──────── RECORDS FOR THE EXERCISE
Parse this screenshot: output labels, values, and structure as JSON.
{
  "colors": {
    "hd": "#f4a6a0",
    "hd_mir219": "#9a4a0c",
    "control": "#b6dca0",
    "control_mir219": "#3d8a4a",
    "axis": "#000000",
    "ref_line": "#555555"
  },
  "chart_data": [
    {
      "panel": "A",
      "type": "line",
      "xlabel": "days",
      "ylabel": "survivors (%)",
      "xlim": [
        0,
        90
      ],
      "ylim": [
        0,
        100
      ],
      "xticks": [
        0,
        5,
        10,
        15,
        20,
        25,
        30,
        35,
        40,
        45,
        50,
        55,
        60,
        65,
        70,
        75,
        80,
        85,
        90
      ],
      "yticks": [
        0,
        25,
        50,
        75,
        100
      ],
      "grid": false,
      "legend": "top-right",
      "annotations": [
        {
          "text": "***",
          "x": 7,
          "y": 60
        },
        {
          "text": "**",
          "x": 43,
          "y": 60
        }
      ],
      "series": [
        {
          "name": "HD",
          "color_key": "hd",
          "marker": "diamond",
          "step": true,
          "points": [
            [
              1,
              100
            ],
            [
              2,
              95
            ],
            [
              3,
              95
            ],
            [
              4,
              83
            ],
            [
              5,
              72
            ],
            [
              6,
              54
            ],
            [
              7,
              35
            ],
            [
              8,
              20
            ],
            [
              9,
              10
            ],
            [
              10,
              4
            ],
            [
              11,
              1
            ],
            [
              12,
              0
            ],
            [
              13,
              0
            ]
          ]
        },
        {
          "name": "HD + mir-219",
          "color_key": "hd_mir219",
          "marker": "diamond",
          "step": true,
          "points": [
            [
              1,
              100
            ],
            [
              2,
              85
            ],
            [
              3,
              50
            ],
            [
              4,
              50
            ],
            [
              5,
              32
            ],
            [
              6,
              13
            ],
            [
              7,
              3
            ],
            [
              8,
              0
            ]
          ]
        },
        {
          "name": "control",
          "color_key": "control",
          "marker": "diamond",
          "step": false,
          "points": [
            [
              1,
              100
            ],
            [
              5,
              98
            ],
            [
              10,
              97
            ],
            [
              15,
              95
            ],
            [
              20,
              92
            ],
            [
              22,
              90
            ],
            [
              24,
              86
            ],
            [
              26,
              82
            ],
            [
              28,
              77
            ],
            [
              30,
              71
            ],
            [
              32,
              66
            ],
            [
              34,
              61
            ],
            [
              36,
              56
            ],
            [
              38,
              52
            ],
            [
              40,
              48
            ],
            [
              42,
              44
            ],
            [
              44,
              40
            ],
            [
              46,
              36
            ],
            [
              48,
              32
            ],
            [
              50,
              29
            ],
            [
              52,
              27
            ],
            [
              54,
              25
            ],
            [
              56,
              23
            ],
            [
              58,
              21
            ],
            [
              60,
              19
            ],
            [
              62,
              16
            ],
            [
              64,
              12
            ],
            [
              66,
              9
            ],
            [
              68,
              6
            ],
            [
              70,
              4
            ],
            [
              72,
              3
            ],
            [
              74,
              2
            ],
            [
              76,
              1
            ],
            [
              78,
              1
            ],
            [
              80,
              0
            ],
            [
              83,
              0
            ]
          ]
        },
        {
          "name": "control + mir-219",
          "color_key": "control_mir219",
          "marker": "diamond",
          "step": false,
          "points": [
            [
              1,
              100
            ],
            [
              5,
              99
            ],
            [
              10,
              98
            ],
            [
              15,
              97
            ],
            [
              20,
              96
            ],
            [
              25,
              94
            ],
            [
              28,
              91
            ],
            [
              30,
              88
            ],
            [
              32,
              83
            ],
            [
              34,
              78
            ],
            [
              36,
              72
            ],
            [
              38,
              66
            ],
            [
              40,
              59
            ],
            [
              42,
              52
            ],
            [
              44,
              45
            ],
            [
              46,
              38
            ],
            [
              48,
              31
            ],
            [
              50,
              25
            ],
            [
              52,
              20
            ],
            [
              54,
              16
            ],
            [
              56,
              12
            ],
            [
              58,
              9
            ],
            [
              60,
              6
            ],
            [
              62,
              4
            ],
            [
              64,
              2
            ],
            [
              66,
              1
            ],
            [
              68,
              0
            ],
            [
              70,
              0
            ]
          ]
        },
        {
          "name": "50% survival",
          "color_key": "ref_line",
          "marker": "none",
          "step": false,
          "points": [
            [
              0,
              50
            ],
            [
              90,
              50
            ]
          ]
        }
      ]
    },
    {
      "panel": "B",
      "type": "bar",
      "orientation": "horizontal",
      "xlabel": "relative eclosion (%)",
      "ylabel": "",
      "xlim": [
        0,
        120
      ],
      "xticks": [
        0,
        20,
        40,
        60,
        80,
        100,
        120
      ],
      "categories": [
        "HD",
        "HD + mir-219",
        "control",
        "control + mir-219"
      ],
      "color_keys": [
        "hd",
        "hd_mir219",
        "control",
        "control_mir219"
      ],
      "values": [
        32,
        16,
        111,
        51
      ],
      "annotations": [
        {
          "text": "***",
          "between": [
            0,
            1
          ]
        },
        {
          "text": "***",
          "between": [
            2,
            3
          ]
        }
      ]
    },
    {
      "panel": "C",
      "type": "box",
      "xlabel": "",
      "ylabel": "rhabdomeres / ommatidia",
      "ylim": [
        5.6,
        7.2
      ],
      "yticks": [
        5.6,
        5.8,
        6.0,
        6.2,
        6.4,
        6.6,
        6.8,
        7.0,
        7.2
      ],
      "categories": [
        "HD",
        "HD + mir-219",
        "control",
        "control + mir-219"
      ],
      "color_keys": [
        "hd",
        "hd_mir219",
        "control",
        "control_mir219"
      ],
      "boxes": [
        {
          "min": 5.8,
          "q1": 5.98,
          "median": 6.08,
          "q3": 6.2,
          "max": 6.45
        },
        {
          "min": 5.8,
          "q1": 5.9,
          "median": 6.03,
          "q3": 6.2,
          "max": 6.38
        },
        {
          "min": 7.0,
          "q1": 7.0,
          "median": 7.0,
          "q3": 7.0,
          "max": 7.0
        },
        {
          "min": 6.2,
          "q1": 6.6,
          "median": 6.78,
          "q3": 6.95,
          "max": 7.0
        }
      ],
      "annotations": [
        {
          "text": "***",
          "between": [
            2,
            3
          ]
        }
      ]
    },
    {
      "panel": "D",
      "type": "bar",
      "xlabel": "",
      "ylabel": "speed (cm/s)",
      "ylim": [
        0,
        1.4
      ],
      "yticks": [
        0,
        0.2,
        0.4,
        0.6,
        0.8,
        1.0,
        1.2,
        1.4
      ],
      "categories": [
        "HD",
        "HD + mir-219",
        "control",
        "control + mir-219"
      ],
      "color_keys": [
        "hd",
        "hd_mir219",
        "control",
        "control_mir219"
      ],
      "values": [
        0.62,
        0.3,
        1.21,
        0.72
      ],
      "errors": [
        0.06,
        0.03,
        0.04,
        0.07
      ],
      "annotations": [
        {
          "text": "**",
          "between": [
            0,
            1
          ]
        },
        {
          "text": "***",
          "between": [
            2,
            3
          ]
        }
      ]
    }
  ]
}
────────────────
INSTRUCTION:
Quote the entire listing above exactly.

ANSWER TO THE PROBLEM:
Parse this screenshot: output labels, values, and structure as JSON.
{
  "colors": {
    "hd": "#f4a6a0",
    "hd_mir219": "#9a4a0c",
    "control": "#b6dca0",
    "control_mir219": "#3d8a4a",
    "axis": "#000000",
    "ref_line": "#555555"
  },
  "chart_data": [
    {
      "panel": "A",
      "type": "line",
      "xlabel": "days",
      "ylabel": "survivors (%)",
      "xlim": [
        0,
        90
      ],
      "ylim": [
        0,
        100
      ],
      "xticks": [
        0,
        5,
        10,
        15,
        20,
        25,
        30,
        35,
        40,
        45,
        50,
        55,
        60,
        65,
        70,
        75,
        80,
        85,
        90
      ],
      "yticks": [
        0,
        25,
        50,
        75,
        100
      ],
      "grid": false,
      "legend": "top-right",
      "annotations": [
        {
          "text": "***",
          "x": 7,
          "y": 60
        },
        {
          "text": "**",
          "x": 43,
          "y": 60
        }
      ],
      "series": [
        {
          "name": "HD",
          "color_key": "hd",
          "marker": "diamond",
          "step": true,
          "points": [
            [
              1,
              100
            ],
            [
              2,
              95
            ],
            [
              3,
              95
            ],
            [
              4,
              83
            ],
            [
              5,
              72
            ],
            [
              6,
              54
            ],
            [
              7,
              35
            ],
            [
              8,
              20
            ],
            [
              9,
              10
            ],
            [
              10,
              4
            ],
            [
              11,
              1
            ],
            [
              12,
              0
            ],
            [
              13,
              0
            ]
          ]
        },
        {
          "name": "HD + mir-219",
          "color_key": "hd_mir219",
          "marker": "diamond",
          "step": true,
          "points": [
            [
              1,
              100
            ],
            [
              2,
              85
            ],
            [
              3,
              50
            ],
            [
              4,
              50
            ],
            [
              5,
              32
            ],
            [
              6,
              13
            ],
            [
              7,
              3
            ],
            [
              8,
              0
            ]
          ]
        },
        {
          "name": "control",
          "color_key": "control",
          "marker": "diamond",
          "step": false,
          "points": [
            [
              1,
              100
            ],
            [
              5,
              98
            ],
            [
              10,
              97
            ],
            [
              15,
              95
            ],
            [
              20,
              92
            ],
            [
              22,
              90
            ],
            [
              24,
              86
            ],
            [
              26,
              82
            ],
            [
              28,
              77
            ],
            [
              30,
              71
            ],
            [
              32,
              66
            ],
            [
              34,
              61
            ],
            [
              36,
              56
            ],
            [
              38,
              52
            ],
            [
              40,
              48
            ],
            [
              42,
              44
            ],
            [
              44,
              40
            ],
            [
              46,
              36
            ],
            [
              48,
              32
            ],
            [
              50,
              29
            ],
            [
              52,
              27
            ],
            [
              54,
              25
            ],
            [
              56,
              23
            ],
            [
              58,
              21
            ],
            [
              60,
              19
            ],
            [
              62,
              16
            ],
            [
              64,
              12
            ],
            [
              66,
              9
            ],
            [
              68,
              6
            ],
            [
              70,
              4
            ],
            [
              72,
              3
            ],
            [
              74,
              2
            ],
            [
              76,
              1
            ],
            [
              78,
              1
            ],
            [
              80,
              0
            ],
            [
              83,
              0
            ]
          ]
        },
        {
          "name": "control + mir-219",
          "color_key": "control_mir219",
          "marker": "diamond",
          "step": false,
          "points": [
            [
              1,
              100
            ],
            [
              5,
              99
            ],
            [
              10,
              98
            ],
            [
              15,
              97
            ],
            [
              20,
              96
            ],
            [
              25,
              94
            ],
            [
              28,
              91
            ],
            [
              30,
              88
            ],
            [
              32,
              83
            ],
            [
              34,
              78
            ],
            [
              36,
              72
            ],
            [
              38,
              66
            ],
            [
              40,
              59
            ],
            [
              42,
              52
            ],
            [
              44,
              45
            ],
            [
              46,
              38
            ],
            [
              48,
              31
            ],
            [
              50,
              25
            ],
            [
              52,
              20
            ],
            [
              54,
              16
            ],
            [
              56,
              12
            ],
            [
              58,
              9
            ],
            [
              60,
              6
            ],
            [
              62,
              4
            ],
            [
              64,
              2
            ],
            [
              66,
              1
            ],
            [
              68,
              0
            ],
            [
              70,
              0
            ]
          ]
        },
        {
          "name": "50% survival",
          "color_key": "ref_line",
          "marker": "none",
          "step": false,
          "points": [
            [
              0,
              50
            ],
            [
              90,
              50
            ]
          ]
        }
      ]
    },
    {
      "panel": "B",
      "type": "bar",
      "orientation": "horizontal",
      "xlabel": "relative eclosion (%)",
      "ylabel": "",
      "xlim": [
        0,
        120
      ],
      "xticks": [
        0,
        20,
        40,
        60,
        80,
        100,
        120
      ],
      "categories": [
        "HD",
        "HD + mir-219",
        "control",
        "control + mir-219"
      ],
      "color_keys": [
        "hd",
        "hd_mir219",
        "control",
        "control_mir219"
      ],
      "values": [
        32,
        16,
        111,
        51
      ],
      "annotations": [
        {
          "text": "***",
          "between": [
            0,
            1
          ]
        },
        {
          "text": "***",
          "between": [
            2,
            3
          ]
        }
      ]
    },
    {
      "panel": "C",
      "type": "box",
      "xlabel": "",
      "ylabel": "rhabdomeres / ommatidia",
      "ylim": [
        5.6,
        7.2
      ],
      "yticks": [
        5.6,
        5.8,
        6.0,
        6.2,
        6.4,
        6.6,
        6.8,
        7.0,
        7.2
      ],
      "categories": [
        "HD",
        "HD + mir-219",
        "control",
        "control + mir-219"
      ],
      "color_keys": [
        "hd",
        "hd_mir219",
        "control",
        "control_mir219"
      ],
      "boxes": [
        {
          "min": 5.8,
          "q1": 5.98,
          "median": 6.08,
          "q3": 6.2,
          "max": 6.45
        },
        {
          "min": 5.8,
          "q1": 5.9,
          "median": 6.03,
          "q3": 6.2,
          "max": 6.38
        },
        {
          "min": 7.0,
          "q1": 7.0,
          "median": 7.0,
          "q3": 7.0,
          "max": 7.0
        },
        {
          "min": 6.2,
          "q1": 6.6,
          "median": 6.78,
          "q3": 6.95,
          "max": 7.0
        }
      ],
      "annotations": [
        {
          "text": "***",
          "between": [
            2,
            3
          ]
        }
      ]
    },
    {
      "panel": "D",
      "type": "bar",
      "xlabel": "",
      "ylabel": "speed (cm/s)",
      "ylim": [
        0,
        1.4
      ],
      "yticks": [
        0,
        0.2,
        0.4,
        0.6,
        0.8,
        1.0,
        1.2,
        1.4
      ],
      "categories": [
        "HD",
        "HD + mir-219",
        "control",
        "control + mir-219"
      ],
      "color_keys": [
        "hd",
        "hd_mir219",
        "control",
        "control_mir219"
      ],
      "values": [
        0.62,
        0.3,
        1.21,
        0.72
      ],
      "errors": [
        0.06,
        0.03,
        0.04,
        0.07
      ],
      "annotations": [
        {
          "text": "**",
          "between": [
            0,
            1
          ]
        },
        {
          "text": "***",
          "between": [
            2,
            3
          ]
        }
      ]
    }
  ]
}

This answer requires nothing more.